::: SOURCE DATA

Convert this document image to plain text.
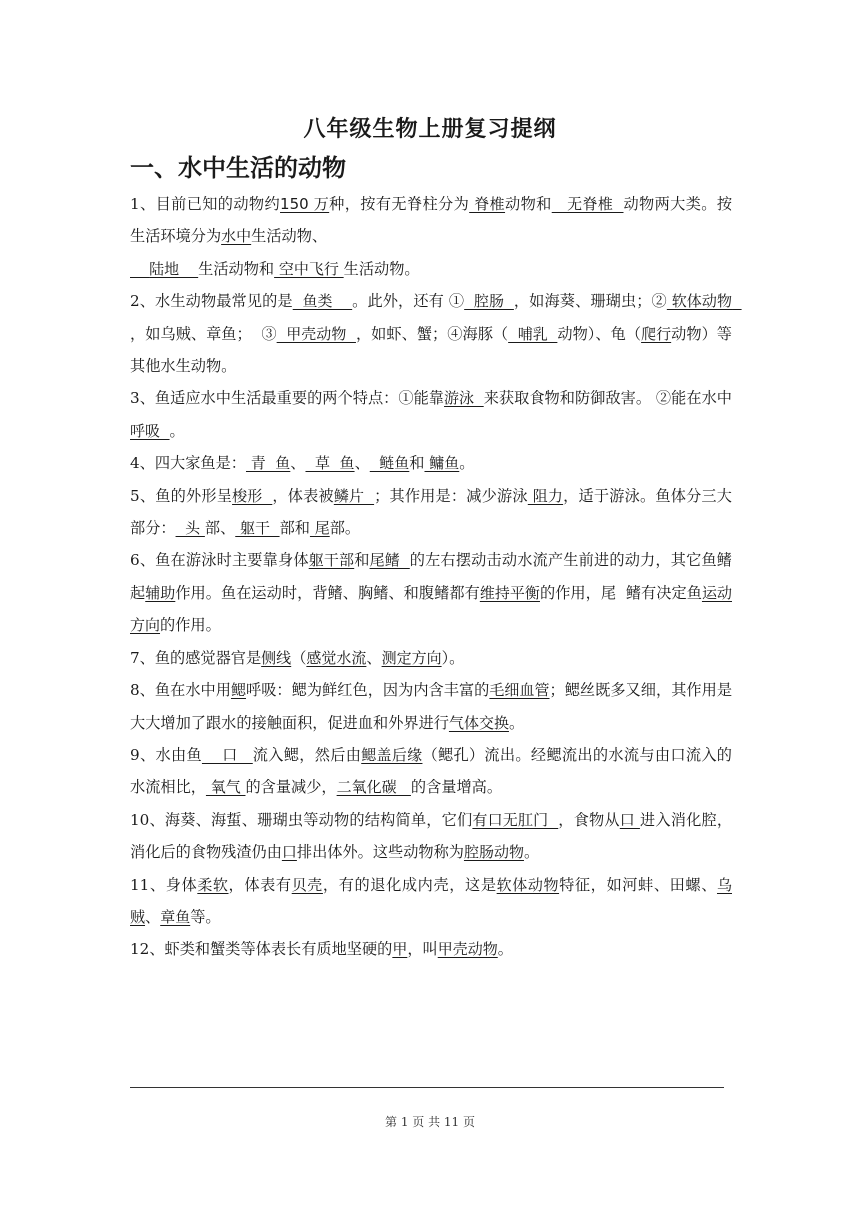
八年级生物上册复习提纲
一、水中生活的动物

1、目前已知的动物约150 万种，按有无脊柱分为 脊椎动物和   无脊椎  动物两大类。按生活环境分为水中生活动物、

陆地    生活动物和 空中飞行 生活动物。

2、水生动物最常见的是  鱼类    。此外，还有 ①  腔肠  ，如海葵、珊瑚虫；② 软体动物  ，如乌贼、章鱼；  ③  甲壳动物  ，如虾、蟹；④海豚（  哺乳  动物）、龟（爬行动物）等其他水生动物。

3、鱼适应水中生活最重要的两个特点：①能靠游泳  来获取食物和防御敌害。 ②能在水中呼吸  。

4、四大家鱼是： 青  鱼、  草  鱼、  鲢鱼和 鳙鱼。

5、鱼的外形呈梭形  ，体表被鳞片  ；其作用是：减少游泳 阻力，适于游泳。鱼体分三大部分：  头 部、 躯干  部和 尾部。

6、鱼在游泳时主要靠身体躯干部和尾鳍  的左右摆动击动水流产生前进的动力，其它鱼鳍起辅助作用。鱼在运动时，背鳍、胸鳍、和腹鳍都有维持平衡的作用，尾  鳍有决定鱼运动方向的作用。

7、鱼的感觉器官是侧线（感觉水流、测定方向）。

8、鱼在水中用鳃呼吸：鳃为鲜红色，因为内含丰富的毛细血管；鳃丝既多又细，其作用是大大增加了跟水的接触面积，促进血和外界进行气体交换。

9、水由鱼    口   流入鳃，然后由鳃盖后缘（鳃孔）流出。经鳃流出的水流与由口流入的水流相比， 氧气 的含量减少，二氧化碳   的含量增高。

10、海葵、海蜇、珊瑚虫等动物的结构简单，它们有口无肛门  ，食物从口 进入消化腔，消化后的食物残渣仍由口排出体外。这些动物称为腔肠动物。

11、身体柔软，体表有贝壳，有的退化成内壳，这是软体动物特征，如河蚌、田螺、乌贼、章鱼等。

12、虾类和蟹类等体表长有质地坚硬的甲，叫甲壳动物。

第 1 页 共 11 页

::::::

(EXERCISE) Restate each entry word for word, leaving out any pictures.

(OUTPUT OF THE TASK)
Convert this document image to plain text.
八年级生物上册复习提纲
一、水中生活的动物

1、目前已知的动物约150 万种，按有无脊柱分为 脊椎动物和   无脊椎  动物两大类。按生活环境分为水中生活动物、

陆地    生活动物和 空中飞行 生活动物。

2、水生动物最常见的是  鱼类    。此外，还有 ①  腔肠  ，如海葵、珊瑚虫；② 软体动物  ，如乌贼、章鱼；  ③  甲壳动物  ，如虾、蟹；④海豚（  哺乳  动物）、龟（爬行动物）等其他水生动物。

3、鱼适应水中生活最重要的两个特点：①能靠游泳  来获取食物和防御敌害。 ②能在水中呼吸  。

4、四大家鱼是： 青  鱼、  草  鱼、  鲢鱼和 鳙鱼。

5、鱼的外形呈梭形  ，体表被鳞片  ；其作用是：减少游泳 阻力，适于游泳。鱼体分三大部分：  头 部、 躯干  部和 尾部。

6、鱼在游泳时主要靠身体躯干部和尾鳍  的左右摆动击动水流产生前进的动力，其它鱼鳍起辅助作用。鱼在运动时，背鳍、胸鳍、和腹鳍都有维持平衡的作用，尾  鳍有决定鱼运动方向的作用。

7、鱼的感觉器官是侧线（感觉水流、测定方向）。

8、鱼在水中用鳃呼吸：鳃为鲜红色，因为内含丰富的毛细血管；鳃丝既多又细，其作用是大大增加了跟水的接触面积，促进血和外界进行气体交换。

9、水由鱼    口   流入鳃，然后由鳃盖后缘（鳃孔）流出。经鳃流出的水流与由口流入的水流相比， 氧气 的含量减少，二氧化碳   的含量增高。

10、海葵、海蜇、珊瑚虫等动物的结构简单，它们有口无肛门  ，食物从口 进入消化腔，消化后的食物残渣仍由口排出体外。这些动物称为腔肠动物。

11、身体柔软，体表有贝壳，有的退化成内壳，这是软体动物特征，如河蚌、田螺、乌贼、章鱼等。

12、虾类和蟹类等体表长有质地坚硬的甲，叫甲壳动物。

第 1 页 共 11 页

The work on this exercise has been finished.